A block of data
————————
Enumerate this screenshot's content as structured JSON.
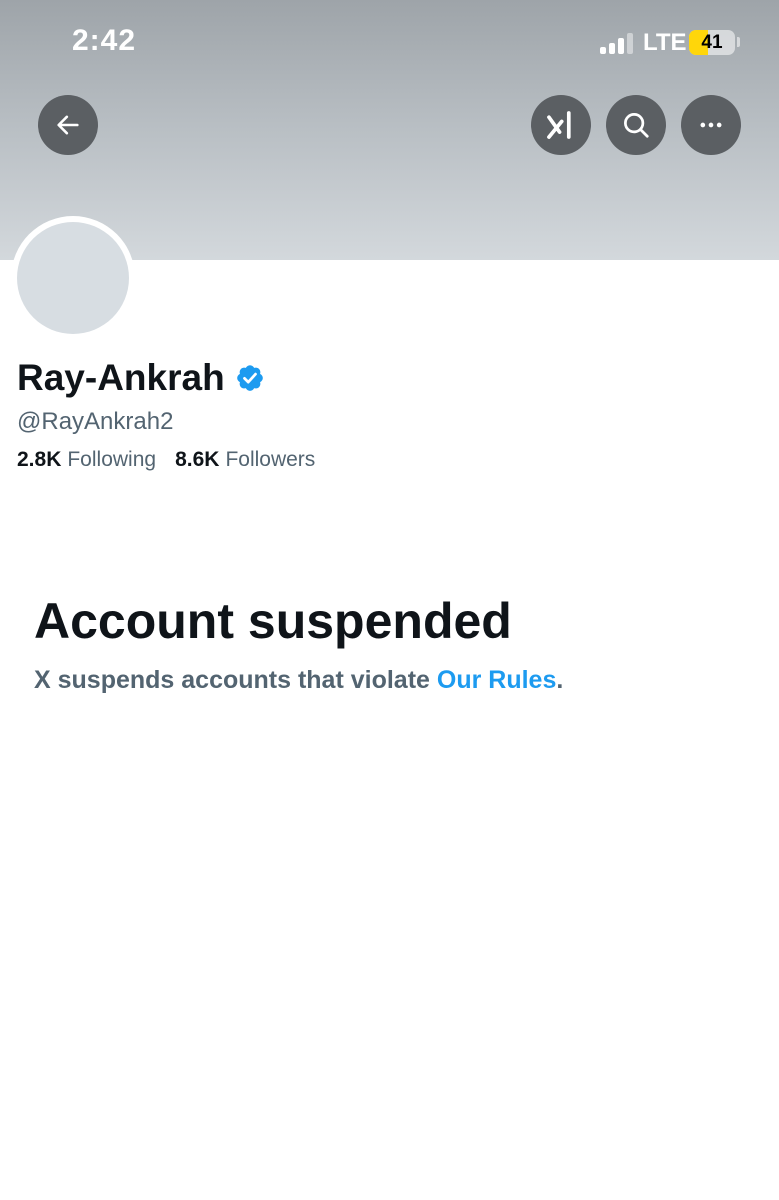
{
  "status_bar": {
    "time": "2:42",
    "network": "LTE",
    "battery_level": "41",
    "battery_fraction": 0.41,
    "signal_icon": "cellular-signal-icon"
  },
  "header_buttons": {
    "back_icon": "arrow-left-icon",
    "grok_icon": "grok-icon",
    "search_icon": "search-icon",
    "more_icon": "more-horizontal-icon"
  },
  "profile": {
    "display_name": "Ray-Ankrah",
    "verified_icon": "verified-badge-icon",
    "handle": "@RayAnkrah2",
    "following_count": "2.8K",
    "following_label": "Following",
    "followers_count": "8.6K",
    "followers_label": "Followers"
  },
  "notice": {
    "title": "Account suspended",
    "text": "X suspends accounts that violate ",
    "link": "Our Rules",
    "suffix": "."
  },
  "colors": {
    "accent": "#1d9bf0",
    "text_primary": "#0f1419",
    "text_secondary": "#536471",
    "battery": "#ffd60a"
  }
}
————————
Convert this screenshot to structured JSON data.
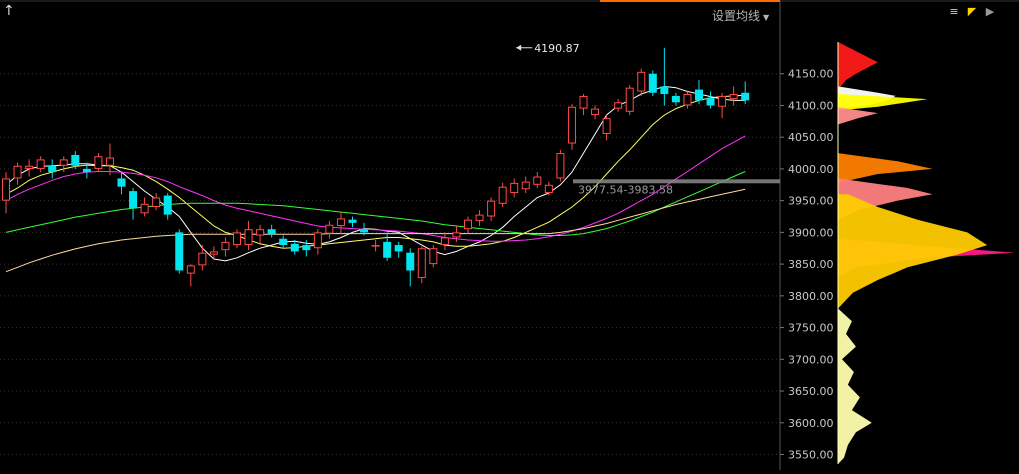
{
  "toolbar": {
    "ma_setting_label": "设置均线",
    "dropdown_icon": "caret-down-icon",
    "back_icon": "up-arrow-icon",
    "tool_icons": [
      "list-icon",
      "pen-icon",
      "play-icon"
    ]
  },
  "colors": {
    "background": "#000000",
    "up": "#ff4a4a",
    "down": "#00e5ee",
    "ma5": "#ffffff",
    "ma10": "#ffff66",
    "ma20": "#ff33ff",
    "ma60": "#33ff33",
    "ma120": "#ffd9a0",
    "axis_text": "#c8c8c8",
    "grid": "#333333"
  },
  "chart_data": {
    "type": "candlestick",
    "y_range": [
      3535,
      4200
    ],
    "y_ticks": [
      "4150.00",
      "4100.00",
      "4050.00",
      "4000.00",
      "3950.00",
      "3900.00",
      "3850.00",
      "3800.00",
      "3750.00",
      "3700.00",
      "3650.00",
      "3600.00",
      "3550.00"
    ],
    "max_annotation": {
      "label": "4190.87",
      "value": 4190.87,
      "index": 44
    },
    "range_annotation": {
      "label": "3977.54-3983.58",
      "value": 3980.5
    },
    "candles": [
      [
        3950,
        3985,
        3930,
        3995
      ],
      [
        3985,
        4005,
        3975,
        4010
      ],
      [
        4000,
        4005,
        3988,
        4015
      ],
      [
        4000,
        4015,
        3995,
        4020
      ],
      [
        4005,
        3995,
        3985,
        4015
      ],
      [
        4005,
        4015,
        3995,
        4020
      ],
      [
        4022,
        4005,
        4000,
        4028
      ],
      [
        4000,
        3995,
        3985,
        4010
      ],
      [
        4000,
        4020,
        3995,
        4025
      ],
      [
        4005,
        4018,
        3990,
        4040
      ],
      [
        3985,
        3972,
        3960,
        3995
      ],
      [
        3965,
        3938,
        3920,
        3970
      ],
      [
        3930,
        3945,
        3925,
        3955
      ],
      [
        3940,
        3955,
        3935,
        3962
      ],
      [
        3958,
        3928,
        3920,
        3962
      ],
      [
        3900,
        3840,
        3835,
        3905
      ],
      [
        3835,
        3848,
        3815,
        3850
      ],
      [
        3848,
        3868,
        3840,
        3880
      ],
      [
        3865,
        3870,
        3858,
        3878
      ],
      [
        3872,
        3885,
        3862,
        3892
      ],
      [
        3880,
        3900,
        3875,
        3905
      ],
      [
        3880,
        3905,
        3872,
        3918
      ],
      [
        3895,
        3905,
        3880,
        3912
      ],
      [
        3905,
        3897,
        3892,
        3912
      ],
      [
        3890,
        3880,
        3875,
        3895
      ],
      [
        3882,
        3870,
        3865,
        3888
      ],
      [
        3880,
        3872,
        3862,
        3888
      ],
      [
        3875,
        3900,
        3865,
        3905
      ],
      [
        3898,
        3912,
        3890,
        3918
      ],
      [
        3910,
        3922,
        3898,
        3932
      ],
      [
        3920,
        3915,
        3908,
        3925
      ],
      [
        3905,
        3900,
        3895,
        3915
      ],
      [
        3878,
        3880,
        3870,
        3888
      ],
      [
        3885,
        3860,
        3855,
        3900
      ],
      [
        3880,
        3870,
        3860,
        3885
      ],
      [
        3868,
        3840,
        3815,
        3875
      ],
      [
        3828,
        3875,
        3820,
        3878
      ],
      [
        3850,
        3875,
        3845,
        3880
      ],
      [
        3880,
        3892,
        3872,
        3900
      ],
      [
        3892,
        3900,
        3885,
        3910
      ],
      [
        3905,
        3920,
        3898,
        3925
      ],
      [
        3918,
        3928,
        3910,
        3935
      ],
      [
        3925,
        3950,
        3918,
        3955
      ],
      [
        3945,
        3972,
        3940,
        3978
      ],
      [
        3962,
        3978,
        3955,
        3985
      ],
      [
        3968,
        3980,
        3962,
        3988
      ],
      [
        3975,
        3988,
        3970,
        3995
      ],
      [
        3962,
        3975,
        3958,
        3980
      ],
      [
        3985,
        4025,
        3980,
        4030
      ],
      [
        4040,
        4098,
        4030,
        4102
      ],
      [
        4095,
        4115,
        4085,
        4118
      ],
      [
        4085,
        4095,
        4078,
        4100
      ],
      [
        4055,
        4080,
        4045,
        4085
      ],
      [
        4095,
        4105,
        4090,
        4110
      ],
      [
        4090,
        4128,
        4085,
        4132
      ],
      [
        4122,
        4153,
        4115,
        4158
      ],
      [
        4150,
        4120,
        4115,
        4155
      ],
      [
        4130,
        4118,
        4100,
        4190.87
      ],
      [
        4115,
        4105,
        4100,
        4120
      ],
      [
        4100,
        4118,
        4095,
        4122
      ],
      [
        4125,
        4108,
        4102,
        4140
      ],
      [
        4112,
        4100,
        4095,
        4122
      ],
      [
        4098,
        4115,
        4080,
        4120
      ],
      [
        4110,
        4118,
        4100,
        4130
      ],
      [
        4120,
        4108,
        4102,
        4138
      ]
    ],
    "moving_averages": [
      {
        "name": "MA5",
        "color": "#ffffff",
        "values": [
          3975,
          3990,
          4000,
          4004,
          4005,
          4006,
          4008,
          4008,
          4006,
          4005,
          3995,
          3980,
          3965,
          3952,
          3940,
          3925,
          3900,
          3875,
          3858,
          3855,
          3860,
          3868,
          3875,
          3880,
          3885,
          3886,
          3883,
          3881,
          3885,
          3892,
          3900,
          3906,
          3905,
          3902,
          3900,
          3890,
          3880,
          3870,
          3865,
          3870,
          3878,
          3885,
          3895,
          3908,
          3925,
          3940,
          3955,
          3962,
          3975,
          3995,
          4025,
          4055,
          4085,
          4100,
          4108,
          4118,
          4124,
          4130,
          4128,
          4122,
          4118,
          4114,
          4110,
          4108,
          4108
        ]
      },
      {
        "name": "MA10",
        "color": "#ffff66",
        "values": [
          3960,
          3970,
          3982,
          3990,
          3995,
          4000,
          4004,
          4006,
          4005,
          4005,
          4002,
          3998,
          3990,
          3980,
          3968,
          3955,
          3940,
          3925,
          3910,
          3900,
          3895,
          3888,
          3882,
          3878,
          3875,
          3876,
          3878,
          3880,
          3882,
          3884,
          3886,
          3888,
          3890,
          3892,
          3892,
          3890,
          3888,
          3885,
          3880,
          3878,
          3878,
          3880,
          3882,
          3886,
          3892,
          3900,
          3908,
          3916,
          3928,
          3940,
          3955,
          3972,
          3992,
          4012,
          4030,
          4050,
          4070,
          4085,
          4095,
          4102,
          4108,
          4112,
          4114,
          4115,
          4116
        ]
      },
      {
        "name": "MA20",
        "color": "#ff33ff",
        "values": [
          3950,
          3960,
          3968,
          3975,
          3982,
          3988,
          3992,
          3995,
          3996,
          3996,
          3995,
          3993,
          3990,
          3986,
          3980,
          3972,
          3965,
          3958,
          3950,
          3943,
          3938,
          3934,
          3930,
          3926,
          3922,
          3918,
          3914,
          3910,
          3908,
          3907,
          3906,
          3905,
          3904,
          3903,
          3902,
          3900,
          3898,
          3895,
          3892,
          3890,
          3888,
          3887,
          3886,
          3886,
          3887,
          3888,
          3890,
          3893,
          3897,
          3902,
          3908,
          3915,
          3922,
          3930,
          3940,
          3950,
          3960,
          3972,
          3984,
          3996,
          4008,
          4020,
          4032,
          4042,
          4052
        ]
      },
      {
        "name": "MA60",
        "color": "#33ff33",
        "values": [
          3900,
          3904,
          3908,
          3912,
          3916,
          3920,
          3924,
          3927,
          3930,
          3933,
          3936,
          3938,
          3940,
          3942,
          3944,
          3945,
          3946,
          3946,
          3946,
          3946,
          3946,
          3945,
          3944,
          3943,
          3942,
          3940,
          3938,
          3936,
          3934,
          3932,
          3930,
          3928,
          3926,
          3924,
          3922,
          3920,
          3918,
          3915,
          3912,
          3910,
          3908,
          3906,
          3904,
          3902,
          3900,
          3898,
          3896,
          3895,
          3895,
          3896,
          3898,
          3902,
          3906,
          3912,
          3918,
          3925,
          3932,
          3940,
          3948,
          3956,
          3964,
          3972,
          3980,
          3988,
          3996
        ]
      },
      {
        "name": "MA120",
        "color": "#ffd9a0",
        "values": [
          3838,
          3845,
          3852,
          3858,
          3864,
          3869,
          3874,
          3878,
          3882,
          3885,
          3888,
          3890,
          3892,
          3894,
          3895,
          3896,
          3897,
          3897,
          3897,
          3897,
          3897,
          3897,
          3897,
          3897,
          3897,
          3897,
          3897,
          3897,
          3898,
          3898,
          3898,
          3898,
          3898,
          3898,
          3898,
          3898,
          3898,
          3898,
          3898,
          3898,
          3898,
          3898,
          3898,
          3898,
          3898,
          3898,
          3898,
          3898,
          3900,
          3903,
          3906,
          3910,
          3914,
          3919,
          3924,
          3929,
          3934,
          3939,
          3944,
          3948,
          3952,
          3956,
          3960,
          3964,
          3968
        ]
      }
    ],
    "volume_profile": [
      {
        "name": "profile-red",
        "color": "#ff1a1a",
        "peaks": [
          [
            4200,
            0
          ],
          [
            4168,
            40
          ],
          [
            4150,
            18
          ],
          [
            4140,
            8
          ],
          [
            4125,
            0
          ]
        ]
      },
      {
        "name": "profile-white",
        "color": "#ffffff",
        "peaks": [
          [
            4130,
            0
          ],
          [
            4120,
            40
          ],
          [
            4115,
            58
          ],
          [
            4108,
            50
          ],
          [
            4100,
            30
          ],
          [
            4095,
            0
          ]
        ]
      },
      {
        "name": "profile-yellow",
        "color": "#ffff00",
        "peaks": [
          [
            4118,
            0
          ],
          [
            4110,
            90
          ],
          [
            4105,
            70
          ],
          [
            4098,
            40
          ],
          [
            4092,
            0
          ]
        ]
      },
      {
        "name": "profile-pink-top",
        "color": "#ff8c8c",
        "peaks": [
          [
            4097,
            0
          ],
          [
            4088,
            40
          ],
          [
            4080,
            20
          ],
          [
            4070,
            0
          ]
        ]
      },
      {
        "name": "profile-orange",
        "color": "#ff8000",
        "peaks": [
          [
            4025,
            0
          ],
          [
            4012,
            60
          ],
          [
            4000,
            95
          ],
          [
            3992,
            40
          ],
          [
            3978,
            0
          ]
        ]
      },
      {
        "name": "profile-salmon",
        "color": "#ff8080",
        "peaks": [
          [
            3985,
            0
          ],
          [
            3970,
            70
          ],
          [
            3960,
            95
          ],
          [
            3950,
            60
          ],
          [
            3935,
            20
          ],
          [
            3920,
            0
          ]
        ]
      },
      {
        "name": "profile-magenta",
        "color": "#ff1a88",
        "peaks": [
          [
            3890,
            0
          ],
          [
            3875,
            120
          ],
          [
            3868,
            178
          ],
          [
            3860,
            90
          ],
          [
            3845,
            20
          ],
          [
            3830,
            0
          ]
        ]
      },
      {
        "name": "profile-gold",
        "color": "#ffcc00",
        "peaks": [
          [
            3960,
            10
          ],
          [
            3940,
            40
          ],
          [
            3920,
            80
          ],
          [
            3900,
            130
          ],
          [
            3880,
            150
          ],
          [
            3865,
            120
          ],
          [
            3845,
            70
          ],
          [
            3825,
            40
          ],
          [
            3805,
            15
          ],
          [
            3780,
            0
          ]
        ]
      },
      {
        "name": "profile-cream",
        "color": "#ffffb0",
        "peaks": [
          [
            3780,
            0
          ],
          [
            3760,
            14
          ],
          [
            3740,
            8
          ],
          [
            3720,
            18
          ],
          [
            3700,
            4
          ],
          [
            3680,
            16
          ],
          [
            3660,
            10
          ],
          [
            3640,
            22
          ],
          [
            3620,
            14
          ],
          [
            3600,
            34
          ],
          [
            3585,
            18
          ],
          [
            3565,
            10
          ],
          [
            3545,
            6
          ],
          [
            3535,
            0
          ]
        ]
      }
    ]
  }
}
————————
- [Stated task]:
Read the data above. Pull out each line in which the string "screenshot" appears.

- [Solution for this task]:
Enumerate this screenshot's content as structured JSON.
Convert this screenshot to structured JSON data.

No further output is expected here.